Directive. Exactly reproduce the lines that follow.

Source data
-- start --
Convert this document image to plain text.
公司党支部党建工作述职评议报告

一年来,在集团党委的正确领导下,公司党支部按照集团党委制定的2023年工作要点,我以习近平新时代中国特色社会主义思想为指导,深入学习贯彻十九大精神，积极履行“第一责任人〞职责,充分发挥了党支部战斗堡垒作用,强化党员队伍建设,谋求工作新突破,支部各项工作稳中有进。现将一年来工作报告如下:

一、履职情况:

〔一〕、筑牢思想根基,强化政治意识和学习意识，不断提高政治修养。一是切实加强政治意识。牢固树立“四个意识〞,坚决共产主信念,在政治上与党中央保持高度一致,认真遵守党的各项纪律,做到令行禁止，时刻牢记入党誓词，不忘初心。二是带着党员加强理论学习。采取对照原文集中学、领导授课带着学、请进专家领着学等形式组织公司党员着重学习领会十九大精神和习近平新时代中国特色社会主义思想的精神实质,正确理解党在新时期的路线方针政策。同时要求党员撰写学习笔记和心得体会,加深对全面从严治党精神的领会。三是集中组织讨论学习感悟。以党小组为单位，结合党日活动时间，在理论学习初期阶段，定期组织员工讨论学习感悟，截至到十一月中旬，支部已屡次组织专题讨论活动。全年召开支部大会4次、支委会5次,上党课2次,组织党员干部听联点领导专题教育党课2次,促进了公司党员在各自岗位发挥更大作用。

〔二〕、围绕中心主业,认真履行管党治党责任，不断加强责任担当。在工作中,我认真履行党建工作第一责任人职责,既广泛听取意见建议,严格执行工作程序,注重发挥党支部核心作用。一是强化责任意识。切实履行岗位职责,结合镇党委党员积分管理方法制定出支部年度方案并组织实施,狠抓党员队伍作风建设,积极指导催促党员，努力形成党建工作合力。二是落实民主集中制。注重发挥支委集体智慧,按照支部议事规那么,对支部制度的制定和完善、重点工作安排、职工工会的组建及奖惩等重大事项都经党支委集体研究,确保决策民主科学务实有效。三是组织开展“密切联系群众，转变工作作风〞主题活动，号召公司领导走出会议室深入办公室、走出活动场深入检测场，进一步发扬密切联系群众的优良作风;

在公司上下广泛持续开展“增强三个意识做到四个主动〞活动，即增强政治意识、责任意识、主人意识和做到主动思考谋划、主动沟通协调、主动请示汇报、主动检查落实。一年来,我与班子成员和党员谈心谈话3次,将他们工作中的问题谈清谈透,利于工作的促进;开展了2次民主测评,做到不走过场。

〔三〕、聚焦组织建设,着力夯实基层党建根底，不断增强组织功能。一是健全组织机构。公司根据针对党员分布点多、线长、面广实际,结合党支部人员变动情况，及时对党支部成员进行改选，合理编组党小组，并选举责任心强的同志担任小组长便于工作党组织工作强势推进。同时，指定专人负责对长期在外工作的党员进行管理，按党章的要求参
-- end --
Result of the exercise.
Convert this document image to plain text.
公司党支部党建工作述职评议报告

一年来,在集团党委的正确领导下,公司党支部按照集团党委制定的2023年工作要点,我以习近平新时代中国特色社会主义思想为指导,深入学习贯彻十九大精神，积极履行“第一责任人〞职责,充分发挥了党支部战斗堡垒作用,强化党员队伍建设,谋求工作新突破,支部各项工作稳中有进。现将一年来工作报告如下:

一、履职情况:

〔一〕、筑牢思想根基,强化政治意识和学习意识，不断提高政治修养。一是切实加强政治意识。牢固树立“四个意识〞,坚决共产主信念,在政治上与党中央保持高度一致,认真遵守党的各项纪律,做到令行禁止，时刻牢记入党誓词，不忘初心。二是带着党员加强理论学习。采取对照原文集中学、领导授课带着学、请进专家领着学等形式组织公司党员着重学习领会十九大精神和习近平新时代中国特色社会主义思想的精神实质,正确理解党在新时期的路线方针政策。同时要求党员撰写学习笔记和心得体会,加深对全面从严治党精神的领会。三是集中组织讨论学习感悟。以党小组为单位，结合党日活动时间，在理论学习初期阶段，定期组织员工讨论学习感悟，截至到十一月中旬，支部已屡次组织专题讨论活动。全年召开支部大会4次、支委会5次,上党课2次,组织党员干部听联点领导专题教育党课2次,促进了公司党员在各自岗位发挥更大作用。

〔二〕、围绕中心主业,认真履行管党治党责任，不断加强责任担当。在工作中,我认真履行党建工作第一责任人职责,既广泛听取意见建议,严格执行工作程序,注重发挥党支部核心作用。一是强化责任意识。切实履行岗位职责,结合镇党委党员积分管理方法制定出支部年度方案并组织实施,狠抓党员队伍作风建设,积极指导催促党员，努力形成党建工作合力。二是落实民主集中制。注重发挥支委集体智慧,按照支部议事规那么,对支部制度的制定和完善、重点工作安排、职工工会的组建及奖惩等重大事项都经党支委集体研究,确保决策民主科学务实有效。三是组织开展“密切联系群众，转变工作作风〞主题活动，号召公司领导走出会议室深入办公室、走出活动场深入检测场，进一步发扬密切联系群众的优良作风;

在公司上下广泛持续开展“增强三个意识做到四个主动〞活动，即增强政治意识、责任意识、主人意识和做到主动思考谋划、主动沟通协调、主动请示汇报、主动检查落实。一年来,我与班子成员和党员谈心谈话3次,将他们工作中的问题谈清谈透,利于工作的促进;开展了2次民主测评,做到不走过场。

〔三〕、聚焦组织建设,着力夯实基层党建根底，不断增强组织功能。一是健全组织机构。公司根据针对党员分布点多、线长、面广实际,结合党支部人员变动情况，及时对党支部成员进行改选，合理编组党小组，并选举责任心强的同志担任小组长便于工作党组织工作强势推进。同时，指定专人负责对长期在外工作的党员进行管理，按党章的要求参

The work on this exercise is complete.